— Start —

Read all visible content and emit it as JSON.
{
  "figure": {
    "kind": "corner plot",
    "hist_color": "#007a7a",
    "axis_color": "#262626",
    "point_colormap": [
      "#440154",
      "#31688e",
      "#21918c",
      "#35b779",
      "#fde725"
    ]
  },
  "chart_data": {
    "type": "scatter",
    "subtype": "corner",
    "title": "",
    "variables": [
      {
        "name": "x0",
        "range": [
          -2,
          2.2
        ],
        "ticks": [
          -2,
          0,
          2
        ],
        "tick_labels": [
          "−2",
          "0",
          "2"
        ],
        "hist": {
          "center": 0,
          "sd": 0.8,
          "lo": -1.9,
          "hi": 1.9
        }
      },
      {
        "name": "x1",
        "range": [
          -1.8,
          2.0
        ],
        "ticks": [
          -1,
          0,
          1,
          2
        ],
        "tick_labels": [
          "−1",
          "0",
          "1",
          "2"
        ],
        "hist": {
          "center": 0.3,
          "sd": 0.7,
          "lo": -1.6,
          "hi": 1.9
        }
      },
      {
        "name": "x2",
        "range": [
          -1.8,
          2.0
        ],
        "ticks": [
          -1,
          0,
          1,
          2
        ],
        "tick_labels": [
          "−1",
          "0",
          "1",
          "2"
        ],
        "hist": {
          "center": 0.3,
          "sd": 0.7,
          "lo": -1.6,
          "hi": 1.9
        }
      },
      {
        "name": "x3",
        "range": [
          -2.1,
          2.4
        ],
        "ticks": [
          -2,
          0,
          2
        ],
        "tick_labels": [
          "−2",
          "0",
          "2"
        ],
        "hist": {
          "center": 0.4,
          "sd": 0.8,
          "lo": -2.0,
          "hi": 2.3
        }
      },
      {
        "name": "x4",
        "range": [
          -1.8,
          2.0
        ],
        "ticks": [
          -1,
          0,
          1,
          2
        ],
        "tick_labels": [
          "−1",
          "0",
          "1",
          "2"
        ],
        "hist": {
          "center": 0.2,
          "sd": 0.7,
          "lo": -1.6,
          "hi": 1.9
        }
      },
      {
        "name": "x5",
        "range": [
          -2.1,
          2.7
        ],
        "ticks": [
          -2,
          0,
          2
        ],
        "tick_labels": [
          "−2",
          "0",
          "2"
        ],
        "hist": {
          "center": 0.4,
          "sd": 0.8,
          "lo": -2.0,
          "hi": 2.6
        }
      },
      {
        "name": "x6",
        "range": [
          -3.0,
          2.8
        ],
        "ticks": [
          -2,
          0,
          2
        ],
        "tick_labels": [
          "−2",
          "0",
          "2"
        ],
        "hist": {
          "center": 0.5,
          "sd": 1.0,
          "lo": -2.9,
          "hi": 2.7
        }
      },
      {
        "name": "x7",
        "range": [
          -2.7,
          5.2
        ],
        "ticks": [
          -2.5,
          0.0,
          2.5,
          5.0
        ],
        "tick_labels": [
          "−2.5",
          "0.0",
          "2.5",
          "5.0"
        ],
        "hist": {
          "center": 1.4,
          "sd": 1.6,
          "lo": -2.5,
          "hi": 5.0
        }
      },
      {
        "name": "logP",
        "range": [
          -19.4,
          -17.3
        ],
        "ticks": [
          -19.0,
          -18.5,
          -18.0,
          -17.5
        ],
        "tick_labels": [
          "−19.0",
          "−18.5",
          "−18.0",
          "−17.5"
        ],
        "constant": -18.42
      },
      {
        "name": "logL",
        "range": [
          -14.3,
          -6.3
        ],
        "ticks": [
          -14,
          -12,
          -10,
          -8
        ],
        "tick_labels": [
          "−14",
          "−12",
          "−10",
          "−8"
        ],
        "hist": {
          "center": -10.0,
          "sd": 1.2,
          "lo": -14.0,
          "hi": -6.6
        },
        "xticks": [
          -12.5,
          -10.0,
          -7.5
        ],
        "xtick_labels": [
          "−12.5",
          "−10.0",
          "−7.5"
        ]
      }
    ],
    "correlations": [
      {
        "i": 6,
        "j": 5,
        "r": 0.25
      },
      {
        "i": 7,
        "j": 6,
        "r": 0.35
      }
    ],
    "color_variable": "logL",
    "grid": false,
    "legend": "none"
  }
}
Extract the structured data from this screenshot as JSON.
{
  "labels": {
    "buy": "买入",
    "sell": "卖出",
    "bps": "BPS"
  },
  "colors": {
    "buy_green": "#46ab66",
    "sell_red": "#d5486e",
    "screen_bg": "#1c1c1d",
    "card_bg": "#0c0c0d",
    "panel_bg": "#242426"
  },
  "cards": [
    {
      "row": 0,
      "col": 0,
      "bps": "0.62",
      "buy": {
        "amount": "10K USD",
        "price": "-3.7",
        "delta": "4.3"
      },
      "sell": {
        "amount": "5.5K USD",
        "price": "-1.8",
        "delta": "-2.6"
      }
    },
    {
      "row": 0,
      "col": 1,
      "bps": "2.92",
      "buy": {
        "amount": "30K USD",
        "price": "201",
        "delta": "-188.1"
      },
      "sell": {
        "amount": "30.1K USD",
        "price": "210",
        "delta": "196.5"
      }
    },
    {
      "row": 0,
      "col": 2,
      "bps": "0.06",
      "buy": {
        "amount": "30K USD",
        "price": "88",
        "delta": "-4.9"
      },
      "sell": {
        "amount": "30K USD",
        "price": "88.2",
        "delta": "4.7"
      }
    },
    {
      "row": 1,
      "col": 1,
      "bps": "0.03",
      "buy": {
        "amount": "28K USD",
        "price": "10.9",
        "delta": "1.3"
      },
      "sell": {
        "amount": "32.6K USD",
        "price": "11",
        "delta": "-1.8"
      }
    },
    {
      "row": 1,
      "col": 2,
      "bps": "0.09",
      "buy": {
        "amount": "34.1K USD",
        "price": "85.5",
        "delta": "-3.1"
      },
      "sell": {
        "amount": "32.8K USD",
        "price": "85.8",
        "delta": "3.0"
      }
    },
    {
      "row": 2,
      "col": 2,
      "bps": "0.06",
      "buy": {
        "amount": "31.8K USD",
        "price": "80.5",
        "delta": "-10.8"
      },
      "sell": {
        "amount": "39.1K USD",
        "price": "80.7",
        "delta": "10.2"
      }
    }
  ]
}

— End —

Directive:
Copy all the entries verbatim.

Output below:
Read all visible content and emit it as JSON.
{
  "figure": {
    "kind": "corner plot",
    "hist_color": "#007a7a",
    "axis_color": "#262626",
    "point_colormap": [
      "#440154",
      "#31688e",
      "#21918c",
      "#35b779",
      "#fde725"
    ]
  },
  "chart_data": {
    "type": "scatter",
    "subtype": "corner",
    "title": "",
    "variables": [
      {
        "name": "x0",
        "range": [
          -2,
          2.2
        ],
        "ticks": [
          -2,
          0,
          2
        ],
        "tick_labels": [
          "−2",
          "0",
          "2"
        ],
        "hist": {
          "center": 0,
          "sd": 0.8,
          "lo": -1.9,
          "hi": 1.9
        }
      },
      {
        "name": "x1",
        "range": [
          -1.8,
          2.0
        ],
        "ticks": [
          -1,
          0,
          1,
          2
        ],
        "tick_labels": [
          "−1",
          "0",
          "1",
          "2"
        ],
        "hist": {
          "center": 0.3,
          "sd": 0.7,
          "lo": -1.6,
          "hi": 1.9
        }
      },
      {
        "name": "x2",
        "range": [
          -1.8,
          2.0
        ],
        "ticks": [
          -1,
          0,
          1,
          2
        ],
        "tick_labels": [
          "−1",
          "0",
          "1",
          "2"
        ],
        "hist": {
          "center": 0.3,
          "sd": 0.7,
          "lo": -1.6,
          "hi": 1.9
        }
      },
      {
        "name": "x3",
        "range": [
          -2.1,
          2.4
        ],
        "ticks": [
          -2,
          0,
          2
        ],
        "tick_labels": [
          "−2",
          "0",
          "2"
        ],
        "hist": {
          "center": 0.4,
          "sd": 0.8,
          "lo": -2.0,
          "hi": 2.3
        }
      },
      {
        "name": "x4",
        "range": [
          -1.8,
          2.0
        ],
        "ticks": [
          -1,
          0,
          1,
          2
        ],
        "tick_labels": [
          "−1",
          "0",
          "1",
          "2"
        ],
        "hist": {
          "center": 0.2,
          "sd": 0.7,
          "lo": -1.6,
          "hi": 1.9
        }
      },
      {
        "name": "x5",
        "range": [
          -2.1,
          2.7
        ],
        "ticks": [
          -2,
          0,
          2
        ],
        "tick_labels": [
          "−2",
          "0",
          "2"
        ],
        "hist": {
          "center": 0.4,
          "sd": 0.8,
          "lo": -2.0,
          "hi": 2.6
        }
      },
      {
        "name": "x6",
        "range": [
          -3.0,
          2.8
        ],
        "ticks": [
          -2,
          0,
          2
        ],
        "tick_labels": [
          "−2",
          "0",
          "2"
        ],
        "hist": {
          "center": 0.5,
          "sd": 1.0,
          "lo": -2.9,
          "hi": 2.7
        }
      },
      {
        "name": "x7",
        "range": [
          -2.7,
          5.2
        ],
        "ticks": [
          -2.5,
          0.0,
          2.5,
          5.0
        ],
        "tick_labels": [
          "−2.5",
          "0.0",
          "2.5",
          "5.0"
        ],
        "hist": {
          "center": 1.4,
          "sd": 1.6,
          "lo": -2.5,
          "hi": 5.0
        }
      },
      {
        "name": "logP",
        "range": [
          -19.4,
          -17.3
        ],
        "ticks": [
          -19.0,
          -18.5,
          -18.0,
          -17.5
        ],
        "tick_labels": [
          "−19.0",
          "−18.5",
          "−18.0",
          "−17.5"
        ],
        "constant": -18.42
      },
      {
        "name": "logL",
        "range": [
          -14.3,
          -6.3
        ],
        "ticks": [
          -14,
          -12,
          -10,
          -8
        ],
        "tick_labels": [
          "−14",
          "−12",
          "−10",
          "−8"
        ],
        "hist": {
          "center": -10.0,
          "sd": 1.2,
          "lo": -14.0,
          "hi": -6.6
        },
        "xticks": [
          -12.5,
          -10.0,
          -7.5
        ],
        "xtick_labels": [
          "−12.5",
          "−10.0",
          "−7.5"
        ]
      }
    ],
    "correlations": [
      {
        "i": 6,
        "j": 5,
        "r": 0.25
      },
      {
        "i": 7,
        "j": 6,
        "r": 0.35
      }
    ],
    "color_variable": "logL",
    "grid": false,
    "legend": "none"
  }
}
Extract the structured data from this screenshot as JSON.
{
  "labels": {
    "buy": "买入",
    "sell": "卖出",
    "bps": "BPS"
  },
  "colors": {
    "buy_green": "#46ab66",
    "sell_red": "#d5486e",
    "screen_bg": "#1c1c1d",
    "card_bg": "#0c0c0d",
    "panel_bg": "#242426"
  },
  "cards": [
    {
      "row": 0,
      "col": 0,
      "bps": "0.62",
      "buy": {
        "amount": "10K USD",
        "price": "-3.7",
        "delta": "4.3"
      },
      "sell": {
        "amount": "5.5K USD",
        "price": "-1.8",
        "delta": "-2.6"
      }
    },
    {
      "row": 0,
      "col": 1,
      "bps": "2.92",
      "buy": {
        "amount": "30K USD",
        "price": "201",
        "delta": "-188.1"
      },
      "sell": {
        "amount": "30.1K USD",
        "price": "210",
        "delta": "196.5"
      }
    },
    {
      "row": 0,
      "col": 2,
      "bps": "0.06",
      "buy": {
        "amount": "30K USD",
        "price": "88",
        "delta": "-4.9"
      },
      "sell": {
        "amount": "30K USD",
        "price": "88.2",
        "delta": "4.7"
      }
    },
    {
      "row": 1,
      "col": 1,
      "bps": "0.03",
      "buy": {
        "amount": "28K USD",
        "price": "10.9",
        "delta": "1.3"
      },
      "sell": {
        "amount": "32.6K USD",
        "price": "11",
        "delta": "-1.8"
      }
    },
    {
      "row": 1,
      "col": 2,
      "bps": "0.09",
      "buy": {
        "amount": "34.1K USD",
        "price": "85.5",
        "delta": "-3.1"
      },
      "sell": {
        "amount": "32.8K USD",
        "price": "85.8",
        "delta": "3.0"
      }
    },
    {
      "row": 2,
      "col": 2,
      "bps": "0.06",
      "buy": {
        "amount": "31.8K USD",
        "price": "80.5",
        "delta": "-10.8"
      },
      "sell": {
        "amount": "39.1K USD",
        "price": "80.7",
        "delta": "10.2"
      }
    }
  ]
}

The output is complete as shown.